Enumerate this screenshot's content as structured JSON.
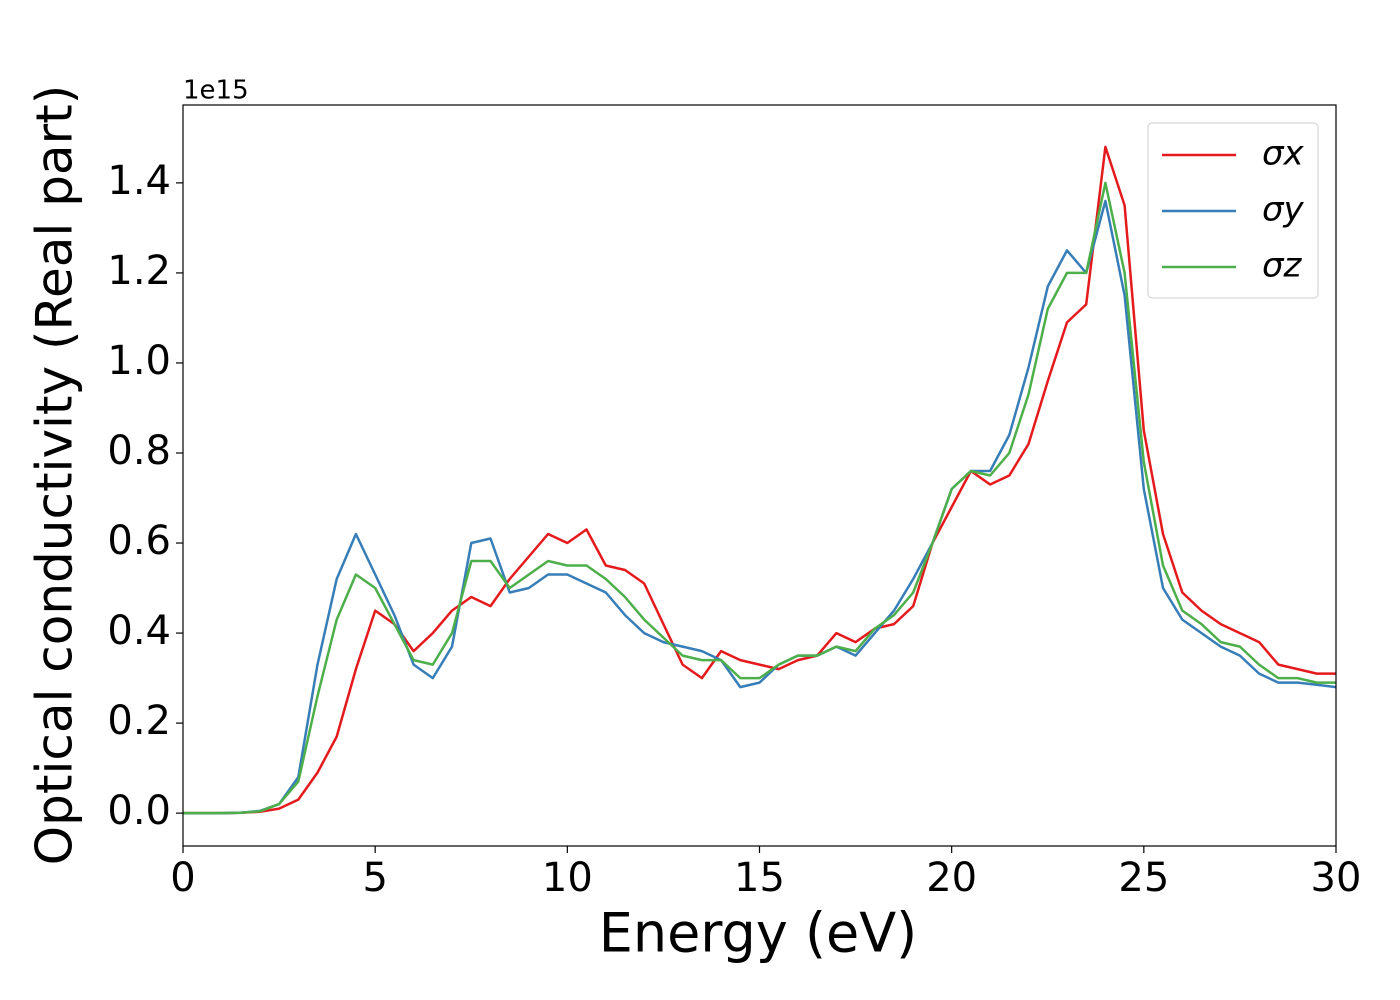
{
  "chart_data": {
    "type": "line",
    "xlabel": "Energy (eV)",
    "ylabel": "Optical conductivity (Real part)",
    "y_offset_label": "1e15",
    "x": [
      0,
      0.5,
      1,
      1.5,
      2,
      2.5,
      3,
      3.5,
      4,
      4.5,
      5,
      5.5,
      6,
      6.5,
      7,
      7.5,
      8,
      8.5,
      9,
      9.5,
      10,
      10.5,
      11,
      11.5,
      12,
      12.5,
      13,
      13.5,
      14,
      14.5,
      15,
      15.5,
      16,
      16.5,
      17,
      17.5,
      18,
      18.5,
      19,
      19.5,
      20,
      20.5,
      21,
      21.5,
      22,
      22.5,
      23,
      23.5,
      24,
      24.5,
      25,
      25.5,
      26,
      26.5,
      27,
      27.5,
      28,
      28.5,
      29,
      29.5,
      30
    ],
    "series": [
      {
        "name": "σx",
        "color": "#e41a1c",
        "values": [
          0,
          0,
          0,
          0.001,
          0.003,
          0.01,
          0.03,
          0.09,
          0.17,
          0.32,
          0.45,
          0.42,
          0.36,
          0.4,
          0.45,
          0.48,
          0.46,
          0.52,
          0.57,
          0.62,
          0.6,
          0.63,
          0.55,
          0.54,
          0.51,
          0.42,
          0.33,
          0.3,
          0.36,
          0.34,
          0.33,
          0.32,
          0.34,
          0.35,
          0.4,
          0.38,
          0.41,
          0.42,
          0.46,
          0.6,
          0.68,
          0.76,
          0.73,
          0.75,
          0.82,
          0.96,
          1.09,
          1.13,
          1.48,
          1.35,
          0.85,
          0.62,
          0.49,
          0.45,
          0.42,
          0.4,
          0.38,
          0.33,
          0.32,
          0.31,
          0.31
        ]
      },
      {
        "name": "σy",
        "color": "#377eb8",
        "values": [
          0,
          0,
          0,
          0.001,
          0.005,
          0.02,
          0.08,
          0.33,
          0.52,
          0.62,
          0.53,
          0.44,
          0.33,
          0.3,
          0.37,
          0.6,
          0.61,
          0.49,
          0.5,
          0.53,
          0.53,
          0.51,
          0.49,
          0.44,
          0.4,
          0.38,
          0.37,
          0.36,
          0.34,
          0.28,
          0.29,
          0.33,
          0.35,
          0.35,
          0.37,
          0.35,
          0.4,
          0.45,
          0.52,
          0.6,
          0.72,
          0.76,
          0.76,
          0.84,
          0.99,
          1.17,
          1.25,
          1.2,
          1.36,
          1.15,
          0.72,
          0.5,
          0.43,
          0.4,
          0.37,
          0.35,
          0.31,
          0.29,
          0.29,
          0.285,
          0.28
        ]
      },
      {
        "name": "σz",
        "color": "#4daf4a",
        "values": [
          0,
          0,
          0,
          0.001,
          0.004,
          0.02,
          0.07,
          0.26,
          0.43,
          0.53,
          0.5,
          0.42,
          0.34,
          0.33,
          0.4,
          0.56,
          0.56,
          0.5,
          0.53,
          0.56,
          0.55,
          0.55,
          0.52,
          0.48,
          0.43,
          0.39,
          0.35,
          0.34,
          0.34,
          0.3,
          0.3,
          0.33,
          0.35,
          0.35,
          0.37,
          0.36,
          0.41,
          0.44,
          0.49,
          0.6,
          0.72,
          0.76,
          0.75,
          0.8,
          0.93,
          1.12,
          1.2,
          1.2,
          1.4,
          1.2,
          0.78,
          0.55,
          0.45,
          0.42,
          0.38,
          0.37,
          0.33,
          0.3,
          0.3,
          0.29,
          0.29
        ]
      }
    ],
    "xlim": [
      0,
      30
    ],
    "xticks": [
      0,
      5,
      10,
      15,
      20,
      25,
      30
    ],
    "ylim": [
      -0.073,
      1.573
    ],
    "yticks": [
      {
        "value": 0,
        "label": "0.0"
      },
      0.2,
      0.4,
      0.6,
      0.8,
      {
        "value": 1,
        "label": "1.0"
      },
      1.2,
      1.4
    ],
    "legend": "upper right",
    "grid": false
  }
}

● Exercise aim: Note how many lines in the material hold the word "color", and give that number with nothing added.

● Response to this exercise: 3